### OBJECTIVE:
How many of the lines here include "Intermediate"? Answer with a single number.
═══ DATA ROWS ═══
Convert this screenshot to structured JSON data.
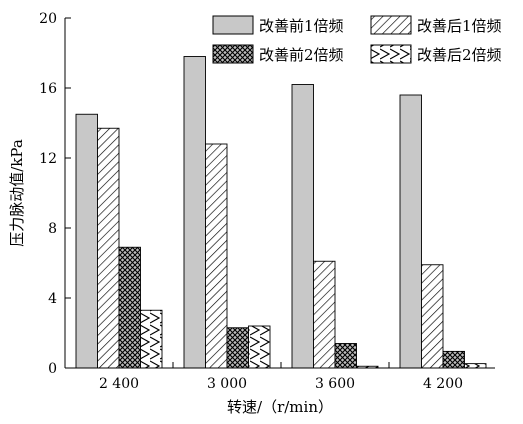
{
  "chart_data": {
    "type": "bar",
    "xlabel": "转速/（r/min）",
    "ylabel": "压力脉动值/kPa",
    "ylim": [
      0,
      20
    ],
    "yticks": [
      0,
      4,
      8,
      12,
      16,
      20
    ],
    "categories": [
      "2 400",
      "3 000",
      "3 600",
      "4 200"
    ],
    "series": [
      {
        "name": "改善前1倍频",
        "values": [
          14.5,
          17.8,
          16.2,
          15.6
        ]
      },
      {
        "name": "改善后1倍频",
        "values": [
          13.7,
          12.8,
          6.1,
          5.9
        ]
      },
      {
        "name": "改善前2倍频",
        "values": [
          6.9,
          2.3,
          1.4,
          0.95
        ]
      },
      {
        "name": "改善后2倍频",
        "values": [
          3.3,
          2.4,
          0.1,
          0.25
        ]
      }
    ],
    "legend_position": "top-right"
  }
}
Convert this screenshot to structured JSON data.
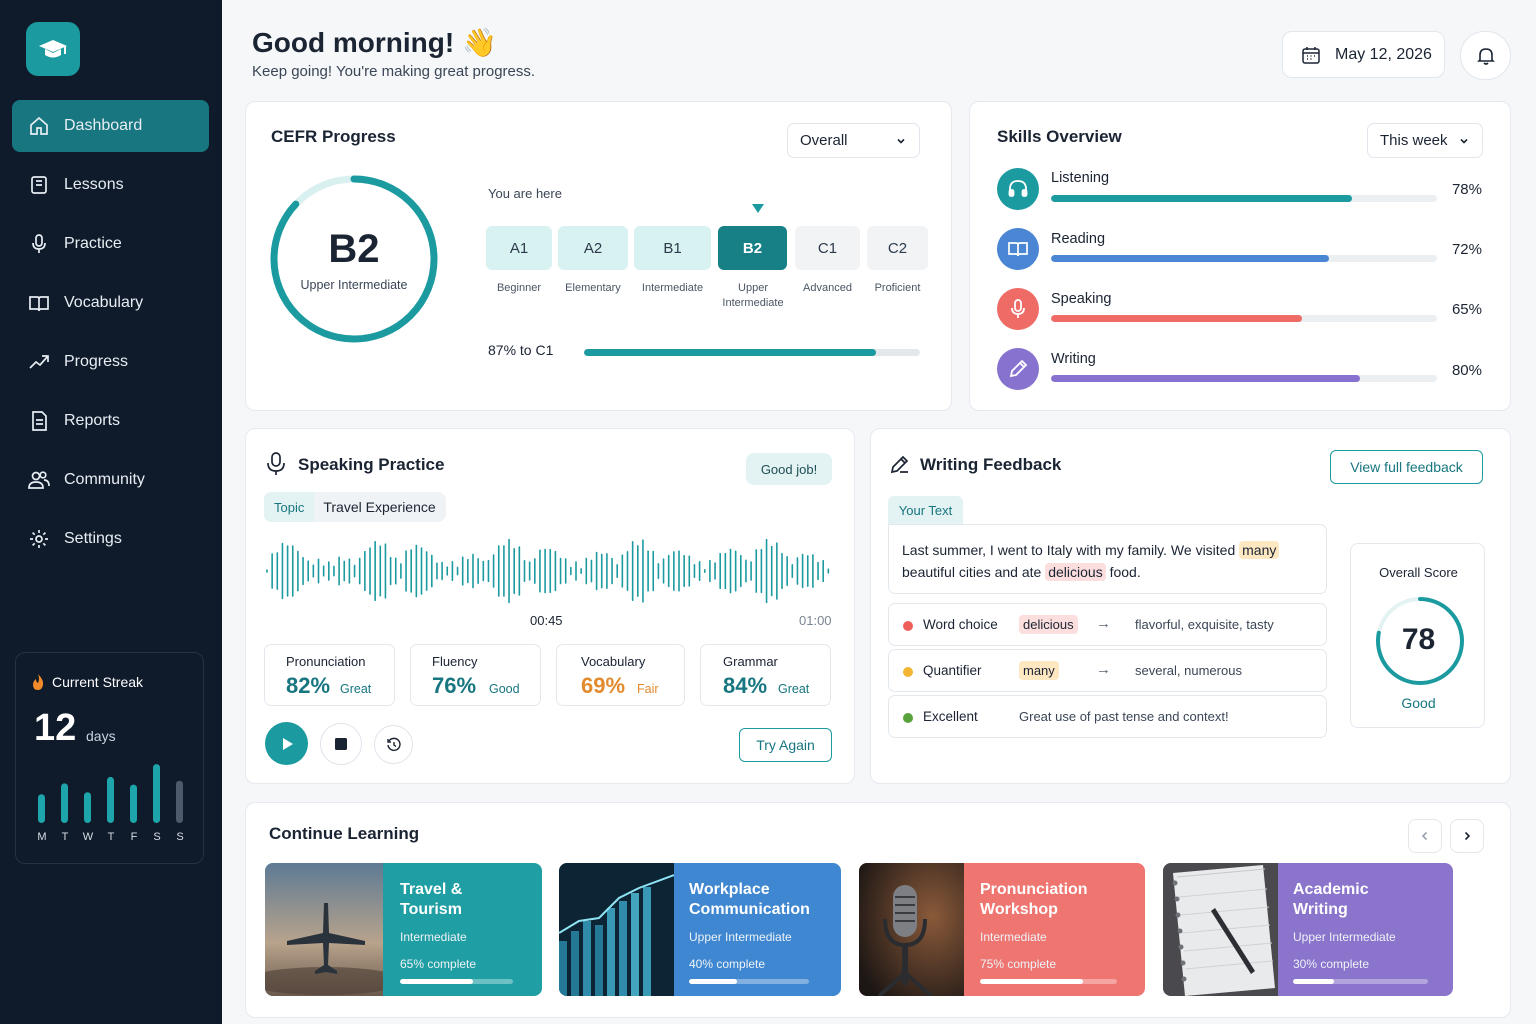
{
  "sidebar": {
    "items": [
      {
        "label": "Dashboard",
        "icon": "home-icon"
      },
      {
        "label": "Lessons",
        "icon": "book-icon"
      },
      {
        "label": "Practice",
        "icon": "microphone-icon"
      },
      {
        "label": "Vocabulary",
        "icon": "open-book-icon"
      },
      {
        "label": "Progress",
        "icon": "trending-icon"
      },
      {
        "label": "Reports",
        "icon": "document-icon"
      },
      {
        "label": "Community",
        "icon": "users-icon"
      },
      {
        "label": "Settings",
        "icon": "gear-icon"
      }
    ],
    "active_index": 0
  },
  "streak": {
    "title": "Current Streak",
    "count": "12",
    "unit": "days",
    "days": [
      "M",
      "T",
      "W",
      "T",
      "F",
      "S",
      "S"
    ],
    "levels": [
      0.45,
      0.62,
      0.48,
      0.72,
      0.6,
      0.92,
      0.66
    ]
  },
  "header": {
    "greeting": "Good morning! 👋",
    "subtitle": "Keep going! You're making great progress.",
    "date": "May 12, 2026"
  },
  "cefr": {
    "title": "CEFR Progress",
    "filter": "Overall",
    "current_level": "B2",
    "current_name": "Upper Intermediate",
    "ring_progress": 0.87,
    "you_are_here": "You are here",
    "levels": [
      {
        "code": "A1",
        "name": "Beginner"
      },
      {
        "code": "A2",
        "name": "Elementary"
      },
      {
        "code": "B1",
        "name": "Intermediate"
      },
      {
        "code": "B2",
        "name": "Upper Intermediate"
      },
      {
        "code": "C1",
        "name": "Advanced"
      },
      {
        "code": "C2",
        "name": "Proficient"
      }
    ],
    "progress_text": "87% to C1",
    "progress_value": 0.87
  },
  "skills": {
    "title": "Skills Overview",
    "filter": "This week",
    "items": [
      {
        "name": "Listening",
        "pct": "78%",
        "value": 0.78,
        "color": "#1b9aa0",
        "icon": "headphones-icon"
      },
      {
        "name": "Reading",
        "pct": "72%",
        "value": 0.72,
        "color": "#4a86d4",
        "icon": "book-icon"
      },
      {
        "name": "Speaking",
        "pct": "65%",
        "value": 0.65,
        "color": "#ef6b66",
        "icon": "microphone-icon"
      },
      {
        "name": "Writing",
        "pct": "80%",
        "value": 0.8,
        "color": "#8872cf",
        "icon": "pencil-icon"
      }
    ]
  },
  "speaking": {
    "title": "Speaking Practice",
    "badge": "Good job!",
    "topic_label": "Topic",
    "topic": "Travel Experience",
    "time_current": "00:45",
    "time_total": "01:00",
    "metrics": [
      {
        "label": "Pronunciation",
        "value": "82%",
        "quality": "Great",
        "color": "#177680"
      },
      {
        "label": "Fluency",
        "value": "76%",
        "quality": "Good",
        "color": "#177680"
      },
      {
        "label": "Vocabulary",
        "value": "69%",
        "quality": "Fair",
        "color": "#e38a2e"
      },
      {
        "label": "Grammar",
        "value": "84%",
        "quality": "Great",
        "color": "#177680"
      }
    ],
    "try_again": "Try Again"
  },
  "writing": {
    "title": "Writing Feedback",
    "view_button": "View full feedback",
    "your_text_label": "Your Text",
    "text_part1": "Last summer, I went to Italy with my family. We visited ",
    "text_hl1": "many",
    "text_part2": "beautiful cities and ate ",
    "text_hl2": "delicious",
    "text_part3": " food.",
    "feedback": [
      {
        "type": "Word choice",
        "word": "delicious",
        "arrow": "→",
        "suggestion": "flavorful, exquisite, tasty",
        "color": "#ef5f5a"
      },
      {
        "type": "Quantifier",
        "word": "many",
        "arrow": "→",
        "suggestion": "several, numerous",
        "color": "#f2b632"
      },
      {
        "type": "Excellent",
        "comment": "Great use of past tense and context!",
        "color": "#58a33c"
      }
    ],
    "score_label": "Overall Score",
    "score": "78",
    "score_value": 0.78,
    "score_quality": "Good"
  },
  "continue": {
    "title": "Continue Learning",
    "courses": [
      {
        "title": "Travel & Tourism",
        "level": "Intermediate",
        "progress_text": "65% complete",
        "progress": 0.65,
        "color": "#1f9ea3"
      },
      {
        "title": "Workplace Communication",
        "level": "Upper Intermediate",
        "progress_text": "40% complete",
        "progress": 0.4,
        "color": "#3f87d1"
      },
      {
        "title": "Pronunciation Workshop",
        "level": "Intermediate",
        "progress_text": "75% complete",
        "progress": 0.75,
        "color": "#ef7571"
      },
      {
        "title": "Academic Writing",
        "level": "Upper Intermediate",
        "progress_text": "30% complete",
        "progress": 0.3,
        "color": "#8a74cc"
      }
    ]
  }
}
═══
### TASK RESULT:
7